* begin *

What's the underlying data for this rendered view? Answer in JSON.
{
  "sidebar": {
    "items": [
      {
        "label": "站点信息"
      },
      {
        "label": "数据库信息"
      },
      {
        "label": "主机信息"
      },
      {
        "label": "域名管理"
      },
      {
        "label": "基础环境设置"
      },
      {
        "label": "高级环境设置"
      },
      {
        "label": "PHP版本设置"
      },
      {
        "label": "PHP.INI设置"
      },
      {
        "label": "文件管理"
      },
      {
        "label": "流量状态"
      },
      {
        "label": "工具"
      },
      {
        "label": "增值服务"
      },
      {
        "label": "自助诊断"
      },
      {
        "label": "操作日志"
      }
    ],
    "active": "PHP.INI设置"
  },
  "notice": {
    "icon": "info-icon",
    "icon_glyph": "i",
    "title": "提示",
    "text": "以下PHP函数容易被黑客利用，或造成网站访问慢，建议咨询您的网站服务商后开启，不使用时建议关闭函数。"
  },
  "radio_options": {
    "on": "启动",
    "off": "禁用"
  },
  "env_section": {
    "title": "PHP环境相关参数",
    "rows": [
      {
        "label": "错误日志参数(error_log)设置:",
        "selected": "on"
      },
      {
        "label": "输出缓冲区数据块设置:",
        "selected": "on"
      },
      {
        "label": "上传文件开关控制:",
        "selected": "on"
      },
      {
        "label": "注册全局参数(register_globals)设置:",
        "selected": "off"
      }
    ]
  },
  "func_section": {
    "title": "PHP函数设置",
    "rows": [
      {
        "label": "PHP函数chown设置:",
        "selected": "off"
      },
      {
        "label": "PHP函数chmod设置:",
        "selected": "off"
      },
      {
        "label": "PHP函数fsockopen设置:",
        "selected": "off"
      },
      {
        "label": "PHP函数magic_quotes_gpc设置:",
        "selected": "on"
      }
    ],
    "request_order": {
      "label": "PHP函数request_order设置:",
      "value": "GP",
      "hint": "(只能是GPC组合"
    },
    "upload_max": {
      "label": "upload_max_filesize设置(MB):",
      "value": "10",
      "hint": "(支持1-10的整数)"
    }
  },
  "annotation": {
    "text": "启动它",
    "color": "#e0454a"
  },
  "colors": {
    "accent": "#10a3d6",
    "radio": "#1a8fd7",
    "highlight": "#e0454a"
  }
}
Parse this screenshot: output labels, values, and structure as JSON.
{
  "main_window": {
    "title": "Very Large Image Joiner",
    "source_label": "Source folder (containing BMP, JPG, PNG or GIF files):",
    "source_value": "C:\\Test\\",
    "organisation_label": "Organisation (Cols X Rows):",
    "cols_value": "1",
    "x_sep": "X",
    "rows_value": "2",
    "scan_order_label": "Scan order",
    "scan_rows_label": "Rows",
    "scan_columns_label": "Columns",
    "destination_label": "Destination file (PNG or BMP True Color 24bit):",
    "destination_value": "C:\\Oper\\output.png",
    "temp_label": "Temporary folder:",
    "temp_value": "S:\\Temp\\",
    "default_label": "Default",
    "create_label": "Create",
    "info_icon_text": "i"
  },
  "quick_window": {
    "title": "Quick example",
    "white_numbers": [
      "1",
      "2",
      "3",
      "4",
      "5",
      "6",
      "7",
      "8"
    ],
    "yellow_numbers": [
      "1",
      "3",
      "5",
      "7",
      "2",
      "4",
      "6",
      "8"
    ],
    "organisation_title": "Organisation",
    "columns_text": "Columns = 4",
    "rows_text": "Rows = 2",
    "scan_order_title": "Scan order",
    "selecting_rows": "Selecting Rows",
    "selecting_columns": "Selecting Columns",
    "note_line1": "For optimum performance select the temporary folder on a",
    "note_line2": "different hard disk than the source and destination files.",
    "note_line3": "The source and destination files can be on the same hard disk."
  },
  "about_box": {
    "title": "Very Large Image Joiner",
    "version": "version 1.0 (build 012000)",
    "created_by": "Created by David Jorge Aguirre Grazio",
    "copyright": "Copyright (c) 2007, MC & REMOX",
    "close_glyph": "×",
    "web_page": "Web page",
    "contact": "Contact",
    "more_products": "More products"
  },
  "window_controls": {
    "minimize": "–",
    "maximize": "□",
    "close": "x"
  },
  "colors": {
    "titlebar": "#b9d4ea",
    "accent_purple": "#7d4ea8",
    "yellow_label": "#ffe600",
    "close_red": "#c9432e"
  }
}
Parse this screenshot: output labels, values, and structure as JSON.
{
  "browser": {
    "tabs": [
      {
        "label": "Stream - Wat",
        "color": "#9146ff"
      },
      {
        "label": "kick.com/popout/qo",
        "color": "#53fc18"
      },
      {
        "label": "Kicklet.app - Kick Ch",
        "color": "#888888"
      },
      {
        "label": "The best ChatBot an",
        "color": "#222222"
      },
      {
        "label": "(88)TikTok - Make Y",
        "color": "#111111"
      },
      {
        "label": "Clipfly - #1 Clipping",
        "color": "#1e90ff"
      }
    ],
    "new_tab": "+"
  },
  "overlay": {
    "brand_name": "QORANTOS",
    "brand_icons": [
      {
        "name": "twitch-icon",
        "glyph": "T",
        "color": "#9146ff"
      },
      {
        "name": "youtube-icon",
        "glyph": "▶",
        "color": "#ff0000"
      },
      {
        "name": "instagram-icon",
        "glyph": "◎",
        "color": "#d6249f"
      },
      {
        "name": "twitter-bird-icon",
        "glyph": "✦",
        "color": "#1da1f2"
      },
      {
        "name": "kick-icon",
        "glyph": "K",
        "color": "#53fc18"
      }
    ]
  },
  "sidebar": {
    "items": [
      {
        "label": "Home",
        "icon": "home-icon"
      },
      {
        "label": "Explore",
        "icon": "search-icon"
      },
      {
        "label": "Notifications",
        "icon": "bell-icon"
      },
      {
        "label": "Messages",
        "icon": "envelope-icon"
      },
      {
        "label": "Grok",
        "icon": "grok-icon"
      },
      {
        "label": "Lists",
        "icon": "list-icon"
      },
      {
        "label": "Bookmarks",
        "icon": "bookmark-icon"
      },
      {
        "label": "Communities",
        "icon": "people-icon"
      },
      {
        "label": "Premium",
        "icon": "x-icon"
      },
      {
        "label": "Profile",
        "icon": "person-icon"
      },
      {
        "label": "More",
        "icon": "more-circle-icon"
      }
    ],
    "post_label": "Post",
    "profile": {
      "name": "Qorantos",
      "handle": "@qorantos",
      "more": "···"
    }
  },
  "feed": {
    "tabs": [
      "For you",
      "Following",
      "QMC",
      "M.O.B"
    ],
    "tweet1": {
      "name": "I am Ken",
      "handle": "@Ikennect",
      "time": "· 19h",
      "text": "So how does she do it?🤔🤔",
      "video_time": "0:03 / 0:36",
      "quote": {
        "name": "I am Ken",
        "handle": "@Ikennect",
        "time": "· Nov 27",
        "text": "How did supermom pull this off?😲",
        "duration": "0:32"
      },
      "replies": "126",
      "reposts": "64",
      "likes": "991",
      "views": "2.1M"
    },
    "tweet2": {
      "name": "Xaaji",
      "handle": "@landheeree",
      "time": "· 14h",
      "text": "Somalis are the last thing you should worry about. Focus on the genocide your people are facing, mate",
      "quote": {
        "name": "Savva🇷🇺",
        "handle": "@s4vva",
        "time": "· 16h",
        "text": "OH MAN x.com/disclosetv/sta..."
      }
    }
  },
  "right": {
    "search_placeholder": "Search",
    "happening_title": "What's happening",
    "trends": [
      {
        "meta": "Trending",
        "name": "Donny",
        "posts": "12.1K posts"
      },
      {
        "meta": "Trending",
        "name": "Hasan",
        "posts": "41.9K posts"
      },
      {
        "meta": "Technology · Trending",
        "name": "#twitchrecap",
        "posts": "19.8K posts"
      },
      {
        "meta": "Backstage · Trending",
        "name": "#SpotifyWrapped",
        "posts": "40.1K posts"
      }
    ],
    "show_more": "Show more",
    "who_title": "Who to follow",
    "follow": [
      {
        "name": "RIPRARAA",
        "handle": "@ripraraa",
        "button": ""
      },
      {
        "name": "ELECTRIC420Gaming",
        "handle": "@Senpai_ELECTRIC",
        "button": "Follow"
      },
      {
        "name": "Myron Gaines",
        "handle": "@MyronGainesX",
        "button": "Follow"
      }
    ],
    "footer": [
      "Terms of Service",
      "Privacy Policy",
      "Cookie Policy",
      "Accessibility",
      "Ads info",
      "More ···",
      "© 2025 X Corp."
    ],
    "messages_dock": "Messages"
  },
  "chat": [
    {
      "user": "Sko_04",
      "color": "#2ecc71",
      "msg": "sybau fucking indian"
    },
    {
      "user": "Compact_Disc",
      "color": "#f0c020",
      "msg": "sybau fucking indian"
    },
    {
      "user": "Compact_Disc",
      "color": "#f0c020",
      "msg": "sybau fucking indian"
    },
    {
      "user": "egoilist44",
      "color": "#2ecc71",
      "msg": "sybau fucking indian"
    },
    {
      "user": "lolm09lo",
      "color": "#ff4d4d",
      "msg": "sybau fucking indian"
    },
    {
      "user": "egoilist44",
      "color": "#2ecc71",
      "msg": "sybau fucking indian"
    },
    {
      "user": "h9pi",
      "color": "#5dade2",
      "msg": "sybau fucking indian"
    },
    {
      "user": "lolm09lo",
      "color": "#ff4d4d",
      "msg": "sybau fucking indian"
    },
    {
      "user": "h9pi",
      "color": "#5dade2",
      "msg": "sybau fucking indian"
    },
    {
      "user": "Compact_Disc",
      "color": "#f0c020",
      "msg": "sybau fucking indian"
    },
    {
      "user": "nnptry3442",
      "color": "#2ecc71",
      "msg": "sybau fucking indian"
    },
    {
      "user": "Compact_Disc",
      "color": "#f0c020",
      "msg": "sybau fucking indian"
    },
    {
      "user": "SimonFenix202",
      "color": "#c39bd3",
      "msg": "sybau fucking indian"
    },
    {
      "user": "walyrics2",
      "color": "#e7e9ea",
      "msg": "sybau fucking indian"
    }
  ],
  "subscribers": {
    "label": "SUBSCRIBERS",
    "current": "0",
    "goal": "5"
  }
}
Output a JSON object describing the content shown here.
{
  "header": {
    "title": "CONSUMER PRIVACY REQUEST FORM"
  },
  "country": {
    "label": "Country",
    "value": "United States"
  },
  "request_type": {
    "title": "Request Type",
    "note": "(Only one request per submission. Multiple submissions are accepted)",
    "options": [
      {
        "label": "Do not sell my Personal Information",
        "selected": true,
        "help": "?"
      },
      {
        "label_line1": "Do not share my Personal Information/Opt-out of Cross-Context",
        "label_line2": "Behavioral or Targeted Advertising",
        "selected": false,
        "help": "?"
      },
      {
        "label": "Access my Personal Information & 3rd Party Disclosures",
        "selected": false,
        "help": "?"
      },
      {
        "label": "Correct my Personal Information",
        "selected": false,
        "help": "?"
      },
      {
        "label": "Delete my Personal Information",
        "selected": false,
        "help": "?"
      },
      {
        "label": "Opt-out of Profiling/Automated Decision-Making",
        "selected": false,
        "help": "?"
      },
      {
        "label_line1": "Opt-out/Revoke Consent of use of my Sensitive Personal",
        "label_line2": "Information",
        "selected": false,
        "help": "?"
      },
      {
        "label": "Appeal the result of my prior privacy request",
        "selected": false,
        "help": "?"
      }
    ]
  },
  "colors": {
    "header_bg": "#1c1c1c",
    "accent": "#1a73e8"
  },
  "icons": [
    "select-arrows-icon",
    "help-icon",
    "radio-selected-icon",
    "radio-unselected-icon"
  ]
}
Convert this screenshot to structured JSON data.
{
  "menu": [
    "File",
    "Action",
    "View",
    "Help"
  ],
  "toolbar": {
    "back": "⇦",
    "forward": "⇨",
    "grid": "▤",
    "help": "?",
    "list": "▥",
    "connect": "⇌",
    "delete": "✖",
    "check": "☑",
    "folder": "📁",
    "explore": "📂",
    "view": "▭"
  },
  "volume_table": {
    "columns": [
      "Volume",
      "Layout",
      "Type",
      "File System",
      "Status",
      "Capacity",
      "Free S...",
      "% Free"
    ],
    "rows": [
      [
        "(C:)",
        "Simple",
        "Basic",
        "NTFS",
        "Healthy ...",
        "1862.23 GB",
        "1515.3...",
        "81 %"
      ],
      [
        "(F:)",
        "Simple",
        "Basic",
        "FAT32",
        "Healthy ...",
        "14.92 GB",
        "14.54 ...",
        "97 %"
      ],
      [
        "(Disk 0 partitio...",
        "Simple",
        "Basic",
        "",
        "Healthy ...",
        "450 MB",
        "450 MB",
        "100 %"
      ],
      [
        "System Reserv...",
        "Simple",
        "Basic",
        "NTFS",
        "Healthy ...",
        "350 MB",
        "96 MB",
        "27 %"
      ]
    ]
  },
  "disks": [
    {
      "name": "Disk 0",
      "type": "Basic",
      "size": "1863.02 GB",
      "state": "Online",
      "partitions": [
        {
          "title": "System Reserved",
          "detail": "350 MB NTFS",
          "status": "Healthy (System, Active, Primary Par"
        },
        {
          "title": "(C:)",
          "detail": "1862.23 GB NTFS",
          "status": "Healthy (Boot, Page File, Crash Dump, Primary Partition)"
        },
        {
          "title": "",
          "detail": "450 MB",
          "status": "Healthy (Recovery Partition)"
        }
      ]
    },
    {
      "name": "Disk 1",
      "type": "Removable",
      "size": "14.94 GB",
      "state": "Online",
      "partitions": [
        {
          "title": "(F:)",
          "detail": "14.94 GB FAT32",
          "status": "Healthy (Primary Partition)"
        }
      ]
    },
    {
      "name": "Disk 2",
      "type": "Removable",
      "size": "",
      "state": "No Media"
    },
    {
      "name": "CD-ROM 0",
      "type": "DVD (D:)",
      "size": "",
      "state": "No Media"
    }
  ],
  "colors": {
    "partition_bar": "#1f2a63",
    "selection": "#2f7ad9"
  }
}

* end *

- **Directive**:
Search the preceding listing for "detail" and extract every line where it is found.

- **Output**:
          "detail": "350 MB NTFS",
          "detail": "1862.23 GB NTFS",
          "detail": "450 MB",
          "detail": "14.94 GB FAT32",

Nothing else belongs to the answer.